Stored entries
---*---
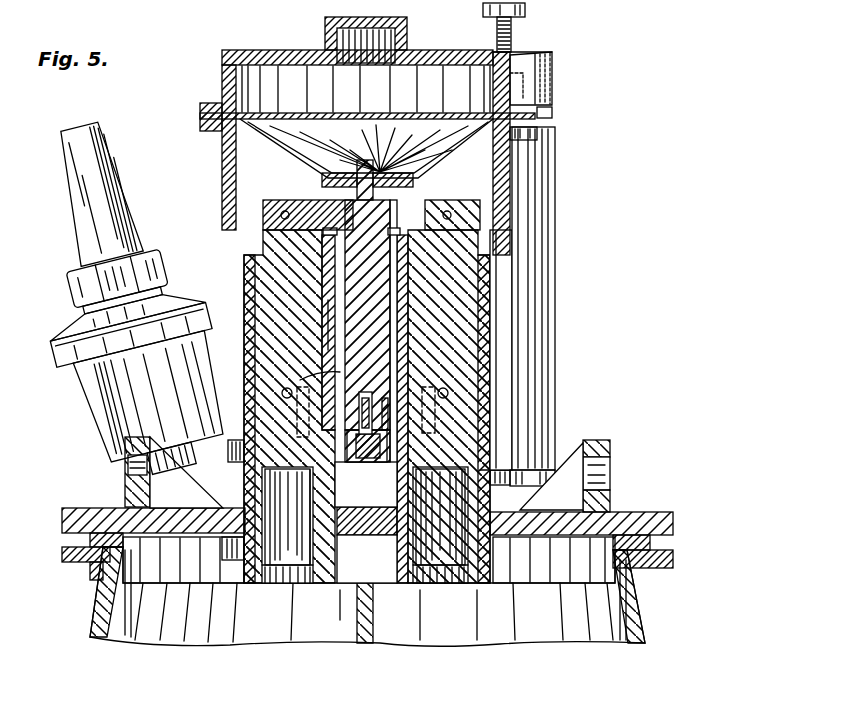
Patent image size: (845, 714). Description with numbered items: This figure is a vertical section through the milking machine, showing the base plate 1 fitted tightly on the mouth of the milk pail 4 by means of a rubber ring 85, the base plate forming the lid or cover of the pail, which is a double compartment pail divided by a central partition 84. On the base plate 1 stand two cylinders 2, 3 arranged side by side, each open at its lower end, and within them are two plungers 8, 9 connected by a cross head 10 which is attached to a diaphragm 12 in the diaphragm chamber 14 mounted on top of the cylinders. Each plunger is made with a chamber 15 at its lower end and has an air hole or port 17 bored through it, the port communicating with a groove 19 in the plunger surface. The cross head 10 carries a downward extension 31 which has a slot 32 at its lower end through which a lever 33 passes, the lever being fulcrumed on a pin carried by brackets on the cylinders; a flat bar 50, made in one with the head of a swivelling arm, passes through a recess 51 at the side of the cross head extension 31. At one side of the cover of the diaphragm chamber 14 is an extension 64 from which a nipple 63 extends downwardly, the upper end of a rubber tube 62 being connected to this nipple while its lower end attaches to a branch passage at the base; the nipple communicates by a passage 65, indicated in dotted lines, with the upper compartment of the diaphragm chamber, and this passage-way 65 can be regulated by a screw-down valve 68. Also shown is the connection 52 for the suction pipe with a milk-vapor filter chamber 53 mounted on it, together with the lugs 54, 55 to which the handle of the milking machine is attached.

The base plate 1 is at (545, 580).
The cylinder 2 is at (252, 282).
The cylinder 3 is at (480, 262).
The milk pail 4 is at (500, 635).
The plunger 8 is at (250, 252).
The plunger 9 is at (440, 285).
The cross head 10 is at (345, 212).
The diaphragm 12 is at (300, 130).
The diaphragm chamber 14 is at (268, 76).
The chamber 15 is at (290, 555).
The air hole or port 17 is at (368, 355).
The groove 19 is at (255, 442).
The downward extension 31 is at (507, 232).
The slot 32 is at (350, 350).
The lever 33 is at (372, 425).
The flat bar 50 is at (490, 405).
The recess 51 is at (490, 318).
The suction connection 52 is at (92, 193).
The milk-vapor filter chamber 53 is at (110, 316).
The lug 54 is at (140, 472).
The lug 55 is at (600, 478).
The rubber tube 62 is at (556, 192).
The nipple 63 is at (553, 113).
The extension 64 is at (553, 76).
The passage 65 is at (553, 52).
The screw-down valve 68 is at (526, 10).
The central partition 84 is at (360, 645).
The rubber ring 85 is at (92, 538).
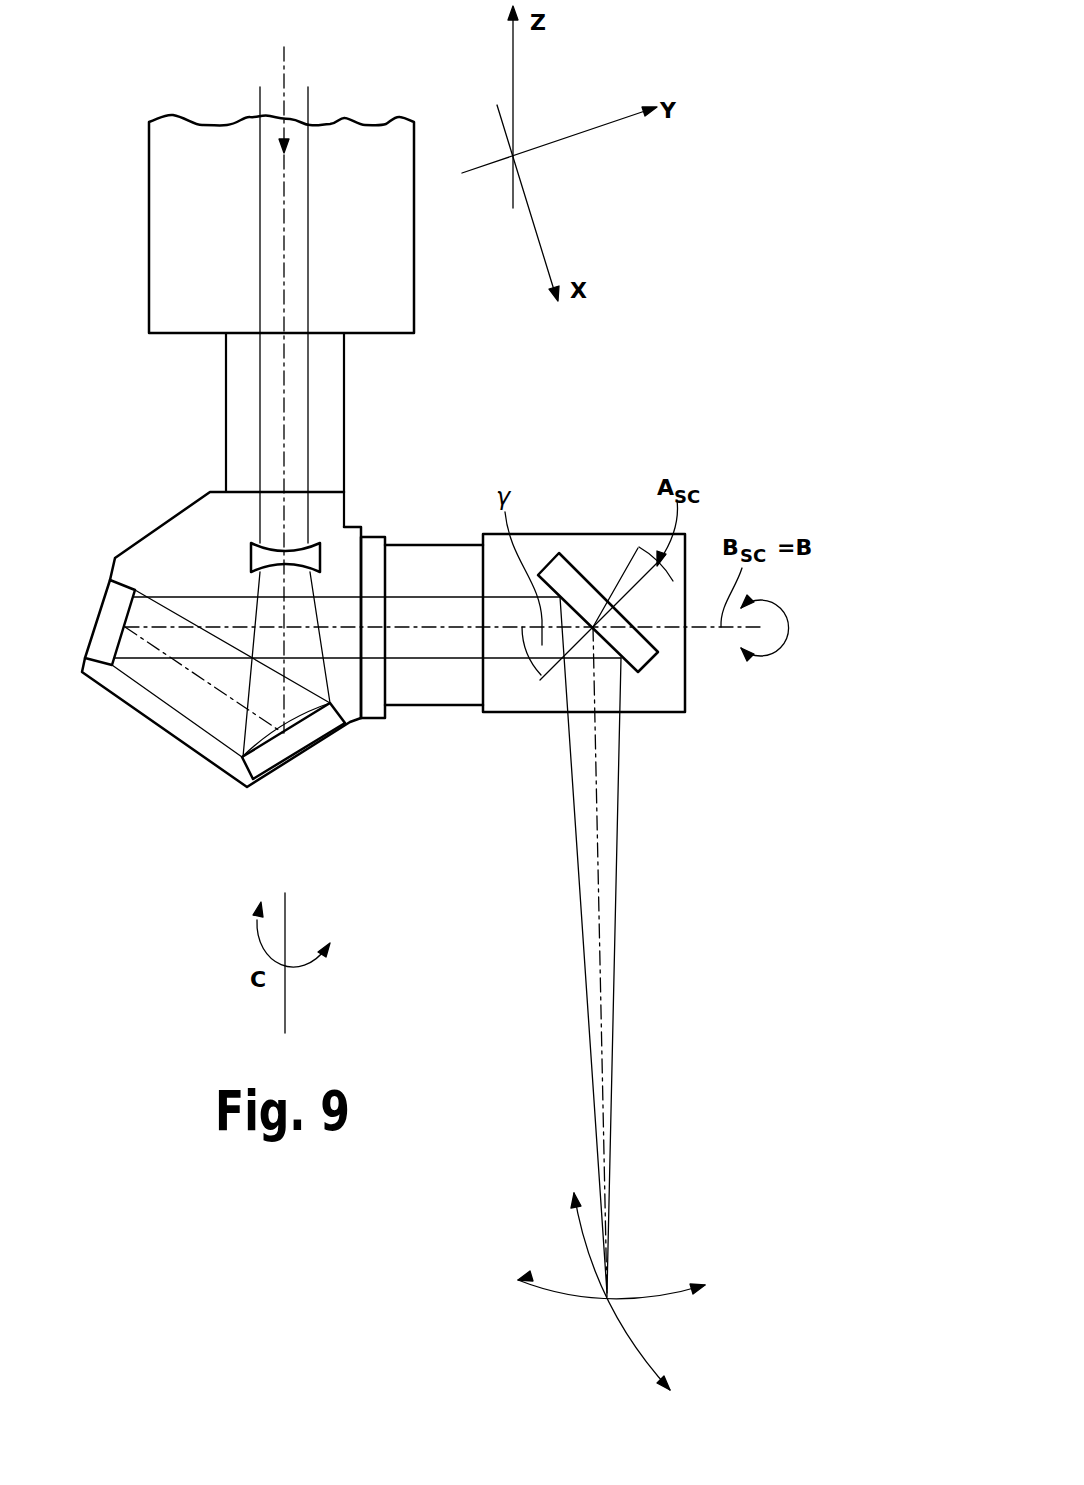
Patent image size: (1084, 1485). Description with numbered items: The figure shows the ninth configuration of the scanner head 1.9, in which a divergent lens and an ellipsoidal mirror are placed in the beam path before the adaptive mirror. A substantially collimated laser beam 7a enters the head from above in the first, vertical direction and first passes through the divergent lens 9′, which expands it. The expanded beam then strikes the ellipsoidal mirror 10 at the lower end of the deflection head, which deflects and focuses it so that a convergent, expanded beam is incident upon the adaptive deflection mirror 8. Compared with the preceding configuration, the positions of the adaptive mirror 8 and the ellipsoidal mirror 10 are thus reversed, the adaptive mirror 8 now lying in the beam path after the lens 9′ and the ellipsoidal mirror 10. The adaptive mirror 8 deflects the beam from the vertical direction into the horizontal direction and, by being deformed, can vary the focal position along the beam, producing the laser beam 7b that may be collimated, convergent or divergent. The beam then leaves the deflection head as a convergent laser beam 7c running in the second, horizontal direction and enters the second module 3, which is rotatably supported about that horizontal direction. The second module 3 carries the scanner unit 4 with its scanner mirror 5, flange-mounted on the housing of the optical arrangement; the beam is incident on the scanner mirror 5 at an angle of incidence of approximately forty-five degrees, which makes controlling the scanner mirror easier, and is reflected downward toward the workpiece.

The scanner head 1.9 is at (716, 256).
The second module 3 is at (454, 740).
The scanner unit 4 is at (583, 534).
The scanner mirror 5 is at (647, 658).
The laser beam 7a is at (283, 396).
The laser beam 7b is at (207, 623).
The convergent laser beam 7c is at (443, 625).
The adaptive deflection mirror 8 is at (113, 612).
The divergent lens 9′ is at (318, 557).
The ellipsoidal mirror 10 is at (300, 748).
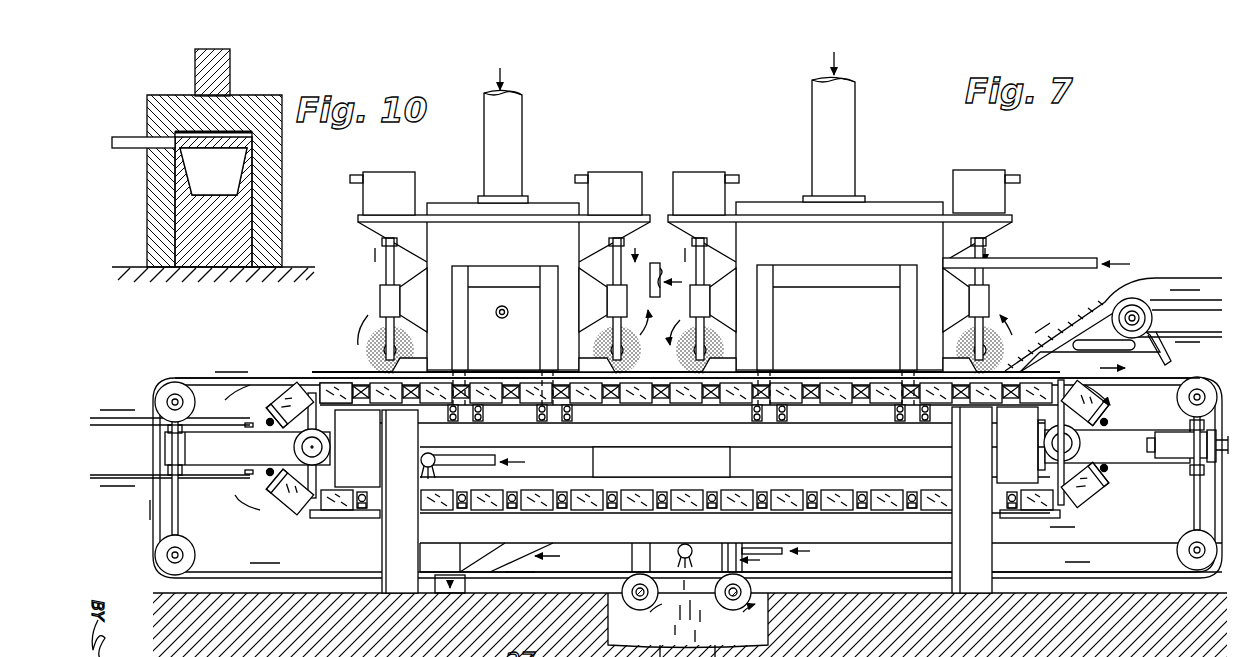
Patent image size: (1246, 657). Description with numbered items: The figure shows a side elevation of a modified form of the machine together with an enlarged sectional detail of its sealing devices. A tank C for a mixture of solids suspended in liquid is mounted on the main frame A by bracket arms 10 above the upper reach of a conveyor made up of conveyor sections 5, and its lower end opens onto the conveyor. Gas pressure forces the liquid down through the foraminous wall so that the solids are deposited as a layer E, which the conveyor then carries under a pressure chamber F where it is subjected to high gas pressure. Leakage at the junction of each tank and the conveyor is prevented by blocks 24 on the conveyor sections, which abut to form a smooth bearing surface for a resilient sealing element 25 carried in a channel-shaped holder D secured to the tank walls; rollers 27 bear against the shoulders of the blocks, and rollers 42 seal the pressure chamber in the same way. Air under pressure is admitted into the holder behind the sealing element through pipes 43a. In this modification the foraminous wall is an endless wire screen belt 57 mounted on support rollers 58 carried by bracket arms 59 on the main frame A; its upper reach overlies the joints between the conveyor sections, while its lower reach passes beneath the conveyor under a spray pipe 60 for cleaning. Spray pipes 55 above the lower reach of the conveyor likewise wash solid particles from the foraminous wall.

In FIG. 10, the tank C is at (193, 62).
In FIG. 7, the tank C is at (500, 236).
In FIG. 10, the pipes 43a is at (125, 136).
In FIG. 10, the channel-shaped holder D is at (146, 178).
In FIG. 10, the resilient sealing element 25 is at (192, 230).
In FIG. 10, the blocks 24 is at (122, 268).
In FIG. 7, the bracket arms 10 is at (503, 273).
In FIG. 7, the pressure chamber F is at (887, 200).
In FIG. 7, the rollers 27 is at (491, 306).
In FIG. 7, the conveyor sections 5 is at (362, 372).
In FIG. 7, the endless wire screen belt 57 is at (192, 384).
In FIG. 7, the support rollers 58 is at (164, 398).
In FIG. 7, the rollers 42 is at (997, 332).
In FIG. 7, the layer E is at (1068, 326).
In FIG. 7, the spray pipes 55 is at (436, 466).
In FIG. 7, the main frame A is at (396, 539).
In FIG. 7, the spray pipe 60 is at (677, 552).
In FIG. 7, the bracket arms 59 is at (1152, 460).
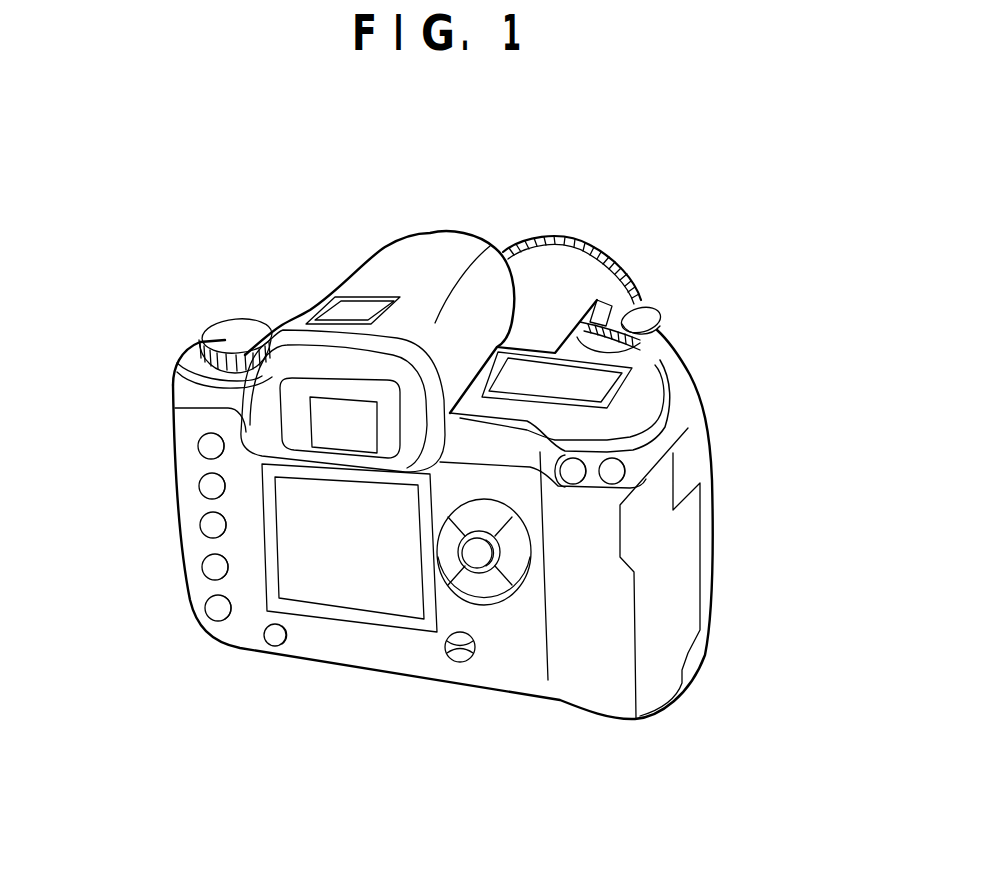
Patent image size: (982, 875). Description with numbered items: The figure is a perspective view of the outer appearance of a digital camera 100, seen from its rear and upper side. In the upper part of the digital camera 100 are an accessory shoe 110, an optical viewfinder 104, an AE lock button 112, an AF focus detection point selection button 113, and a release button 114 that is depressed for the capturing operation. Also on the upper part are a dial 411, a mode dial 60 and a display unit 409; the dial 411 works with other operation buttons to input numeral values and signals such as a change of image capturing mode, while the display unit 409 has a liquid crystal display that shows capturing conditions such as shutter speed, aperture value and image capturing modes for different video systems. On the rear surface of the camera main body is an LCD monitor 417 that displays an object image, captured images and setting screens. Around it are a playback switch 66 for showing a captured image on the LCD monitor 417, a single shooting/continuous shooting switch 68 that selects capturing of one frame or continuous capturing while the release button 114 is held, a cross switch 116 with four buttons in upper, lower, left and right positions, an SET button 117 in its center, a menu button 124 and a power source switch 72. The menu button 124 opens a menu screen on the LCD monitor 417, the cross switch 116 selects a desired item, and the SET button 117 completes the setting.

The digital camera 100 is at (190, 394).
The mode dial 60 is at (233, 333).
The playback switch 66 is at (212, 568).
The single shooting/continuous shooting switch 68 is at (218, 612).
The power source switch 72 is at (458, 662).
The optical viewfinder 104 is at (343, 417).
The accessory shoe 110 is at (359, 307).
The AE lock button 112 is at (573, 472).
The AF focus detection point selection button 113 is at (612, 472).
The release button 114 is at (650, 320).
The cross switch 116 is at (483, 595).
The SET button 117 is at (477, 553).
The menu button 124 is at (207, 445).
The display unit 409 is at (549, 373).
The dial 411 is at (613, 323).
The LCD monitor 417 is at (355, 590).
---*---
Exercise prompt> Reproduce the records word for word from their beginning through the line containing "The plunger 9 is at (440, 285).", including that line. Omit the pictures from your reply.

Finished exercise>
Patent image size: (845, 714). Description with numbered items: This figure is a vertical section through the milking machine, showing the base plate 1 fitted tightly on the mouth of the milk pail 4 by means of a rubber ring 85, the base plate forming the lid or cover of the pail, which is a double compartment pail divided by a central partition 84. On the base plate 1 stand two cylinders 2, 3 arranged side by side, each open at its lower end, and within them are two plungers 8, 9 connected by a cross head 10 which is attached to a diaphragm 12 in the diaphragm chamber 14 mounted on top of the cylinders. Each plunger is made with a chamber 15 at its lower end and has an air hole or port 17 bored through it, the port communicating with a groove 19 in the plunger surface. The cross head 10 carries a downward extension 31 which has a slot 32 at its lower end through which a lever 33 passes, the lever being fulcrumed on a pin carried by brackets on the cylinders; a flat bar 50, made in one with the head of a swivelling arm, passes through a recess 51 at the side of the cross head extension 31. At one side of the cover of the diaphragm chamber 14 is an extension 64 from which a nipple 63 extends downwardly, the upper end of a rubber tube 62 being connected to this nipple while its lower end attaches to a branch passage at the base; the nipple communicates by a passage 65, indicated in dotted lines, with the upper compartment of the diaphragm chamber, and this passage-way 65 can be regulated by a screw-down valve 68. Also shown is the connection 52 for the suction pipe with a milk-vapor filter chamber 53 mounted on it, together with the lugs 54, 55 to which the handle of the milking machine is attached.

The base plate 1 is at (545, 580).
The cylinder 2 is at (252, 282).
The cylinder 3 is at (480, 262).
The milk pail 4 is at (500, 635).
The plunger 8 is at (250, 252).
The plunger 9 is at (440, 285).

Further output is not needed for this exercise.